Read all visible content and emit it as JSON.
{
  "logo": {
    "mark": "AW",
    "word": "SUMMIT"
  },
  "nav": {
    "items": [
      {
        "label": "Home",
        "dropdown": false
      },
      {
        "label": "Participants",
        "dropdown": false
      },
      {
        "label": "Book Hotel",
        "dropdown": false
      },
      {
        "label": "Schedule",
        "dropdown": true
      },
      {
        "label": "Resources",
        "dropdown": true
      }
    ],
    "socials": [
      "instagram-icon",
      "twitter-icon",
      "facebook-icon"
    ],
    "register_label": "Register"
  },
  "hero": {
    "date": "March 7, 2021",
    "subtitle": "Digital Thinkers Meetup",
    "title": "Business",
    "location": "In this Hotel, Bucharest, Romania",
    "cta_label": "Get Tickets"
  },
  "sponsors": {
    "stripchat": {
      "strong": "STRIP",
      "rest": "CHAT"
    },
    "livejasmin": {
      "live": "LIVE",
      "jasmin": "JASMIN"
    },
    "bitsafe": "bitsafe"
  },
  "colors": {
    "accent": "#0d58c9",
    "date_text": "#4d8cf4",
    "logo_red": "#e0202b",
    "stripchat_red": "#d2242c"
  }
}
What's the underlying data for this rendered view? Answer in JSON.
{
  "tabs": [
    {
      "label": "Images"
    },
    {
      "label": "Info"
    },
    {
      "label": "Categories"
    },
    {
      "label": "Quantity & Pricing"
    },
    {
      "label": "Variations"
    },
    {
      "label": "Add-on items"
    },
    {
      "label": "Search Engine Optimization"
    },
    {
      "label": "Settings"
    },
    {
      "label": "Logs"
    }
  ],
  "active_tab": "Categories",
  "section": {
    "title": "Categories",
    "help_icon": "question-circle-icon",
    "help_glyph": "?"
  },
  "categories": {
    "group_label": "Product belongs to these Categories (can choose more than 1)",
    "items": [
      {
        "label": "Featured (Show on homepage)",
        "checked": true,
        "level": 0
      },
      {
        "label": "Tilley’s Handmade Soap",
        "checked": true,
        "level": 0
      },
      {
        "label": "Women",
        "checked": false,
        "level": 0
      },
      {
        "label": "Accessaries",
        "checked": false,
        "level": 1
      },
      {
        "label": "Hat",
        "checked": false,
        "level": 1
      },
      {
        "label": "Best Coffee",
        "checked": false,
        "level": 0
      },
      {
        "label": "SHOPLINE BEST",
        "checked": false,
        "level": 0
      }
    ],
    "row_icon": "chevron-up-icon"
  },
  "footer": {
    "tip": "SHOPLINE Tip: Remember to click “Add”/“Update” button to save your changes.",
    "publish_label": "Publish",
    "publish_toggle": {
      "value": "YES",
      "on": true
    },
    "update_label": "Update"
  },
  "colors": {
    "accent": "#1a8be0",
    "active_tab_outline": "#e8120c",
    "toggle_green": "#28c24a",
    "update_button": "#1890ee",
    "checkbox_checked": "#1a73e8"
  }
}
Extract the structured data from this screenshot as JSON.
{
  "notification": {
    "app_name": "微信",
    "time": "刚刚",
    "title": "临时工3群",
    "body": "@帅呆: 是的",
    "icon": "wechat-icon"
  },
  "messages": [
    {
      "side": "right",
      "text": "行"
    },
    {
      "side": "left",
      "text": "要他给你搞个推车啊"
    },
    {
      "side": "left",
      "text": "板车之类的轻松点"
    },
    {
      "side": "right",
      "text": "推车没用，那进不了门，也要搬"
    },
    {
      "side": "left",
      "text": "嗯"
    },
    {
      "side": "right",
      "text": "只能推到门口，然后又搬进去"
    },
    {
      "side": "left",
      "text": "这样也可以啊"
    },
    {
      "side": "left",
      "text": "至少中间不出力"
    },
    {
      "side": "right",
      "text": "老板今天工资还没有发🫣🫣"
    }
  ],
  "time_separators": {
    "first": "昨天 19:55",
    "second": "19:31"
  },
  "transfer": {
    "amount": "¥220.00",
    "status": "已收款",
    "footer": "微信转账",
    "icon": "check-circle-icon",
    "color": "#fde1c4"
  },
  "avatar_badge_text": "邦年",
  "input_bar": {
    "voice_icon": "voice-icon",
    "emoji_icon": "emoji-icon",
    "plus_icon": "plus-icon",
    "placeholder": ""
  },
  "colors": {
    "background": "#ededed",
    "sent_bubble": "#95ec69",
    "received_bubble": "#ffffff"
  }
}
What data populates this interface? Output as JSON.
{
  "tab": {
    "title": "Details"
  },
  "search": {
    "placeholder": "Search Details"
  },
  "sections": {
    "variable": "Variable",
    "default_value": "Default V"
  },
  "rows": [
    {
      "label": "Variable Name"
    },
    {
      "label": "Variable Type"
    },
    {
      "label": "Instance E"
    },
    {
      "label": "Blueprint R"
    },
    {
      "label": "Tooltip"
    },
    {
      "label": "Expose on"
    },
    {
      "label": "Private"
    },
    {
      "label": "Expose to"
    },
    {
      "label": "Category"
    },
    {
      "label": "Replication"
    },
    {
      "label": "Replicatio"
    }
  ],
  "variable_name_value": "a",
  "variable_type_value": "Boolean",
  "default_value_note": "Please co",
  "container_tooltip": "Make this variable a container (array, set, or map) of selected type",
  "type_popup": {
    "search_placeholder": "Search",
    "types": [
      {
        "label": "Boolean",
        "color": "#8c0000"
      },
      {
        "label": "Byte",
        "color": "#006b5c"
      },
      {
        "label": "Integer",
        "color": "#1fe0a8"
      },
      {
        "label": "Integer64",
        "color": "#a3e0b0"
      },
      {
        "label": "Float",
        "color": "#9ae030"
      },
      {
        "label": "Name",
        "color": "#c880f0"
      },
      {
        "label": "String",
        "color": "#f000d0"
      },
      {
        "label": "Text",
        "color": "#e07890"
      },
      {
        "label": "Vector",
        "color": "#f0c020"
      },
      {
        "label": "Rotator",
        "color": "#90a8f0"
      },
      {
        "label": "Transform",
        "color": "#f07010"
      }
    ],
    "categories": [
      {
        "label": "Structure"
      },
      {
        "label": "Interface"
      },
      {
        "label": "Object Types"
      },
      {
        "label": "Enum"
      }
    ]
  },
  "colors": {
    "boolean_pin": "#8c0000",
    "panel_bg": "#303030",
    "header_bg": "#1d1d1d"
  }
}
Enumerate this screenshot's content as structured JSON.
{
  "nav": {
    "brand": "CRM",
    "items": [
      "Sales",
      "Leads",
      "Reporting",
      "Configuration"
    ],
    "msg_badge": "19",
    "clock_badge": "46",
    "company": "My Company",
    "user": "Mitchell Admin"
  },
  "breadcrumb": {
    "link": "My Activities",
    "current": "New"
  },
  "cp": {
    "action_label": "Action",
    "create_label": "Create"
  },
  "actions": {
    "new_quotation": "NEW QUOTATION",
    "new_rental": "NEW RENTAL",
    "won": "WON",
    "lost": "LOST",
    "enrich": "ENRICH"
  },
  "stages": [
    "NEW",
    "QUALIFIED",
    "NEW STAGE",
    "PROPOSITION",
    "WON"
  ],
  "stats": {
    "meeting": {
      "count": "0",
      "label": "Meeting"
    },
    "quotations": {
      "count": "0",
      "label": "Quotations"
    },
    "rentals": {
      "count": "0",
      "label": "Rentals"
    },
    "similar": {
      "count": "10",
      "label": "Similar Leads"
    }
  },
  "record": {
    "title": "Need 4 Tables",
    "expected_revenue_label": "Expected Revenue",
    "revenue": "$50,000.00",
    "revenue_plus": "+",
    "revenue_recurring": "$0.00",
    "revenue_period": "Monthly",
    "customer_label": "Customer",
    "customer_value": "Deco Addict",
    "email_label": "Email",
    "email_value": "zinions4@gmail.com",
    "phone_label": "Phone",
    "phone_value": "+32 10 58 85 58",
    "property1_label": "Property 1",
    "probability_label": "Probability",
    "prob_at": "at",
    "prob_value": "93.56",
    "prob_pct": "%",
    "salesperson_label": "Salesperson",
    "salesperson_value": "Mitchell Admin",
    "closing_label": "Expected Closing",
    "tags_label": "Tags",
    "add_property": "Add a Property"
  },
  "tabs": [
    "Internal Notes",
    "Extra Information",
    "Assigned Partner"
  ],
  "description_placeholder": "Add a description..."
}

[Exercise instructions]
Copy every line above that includes the string "screenshot".

[Final answer]
Extract the structured data from this screenshot as JSON.
Enumerate this screenshot's content as structured JSON.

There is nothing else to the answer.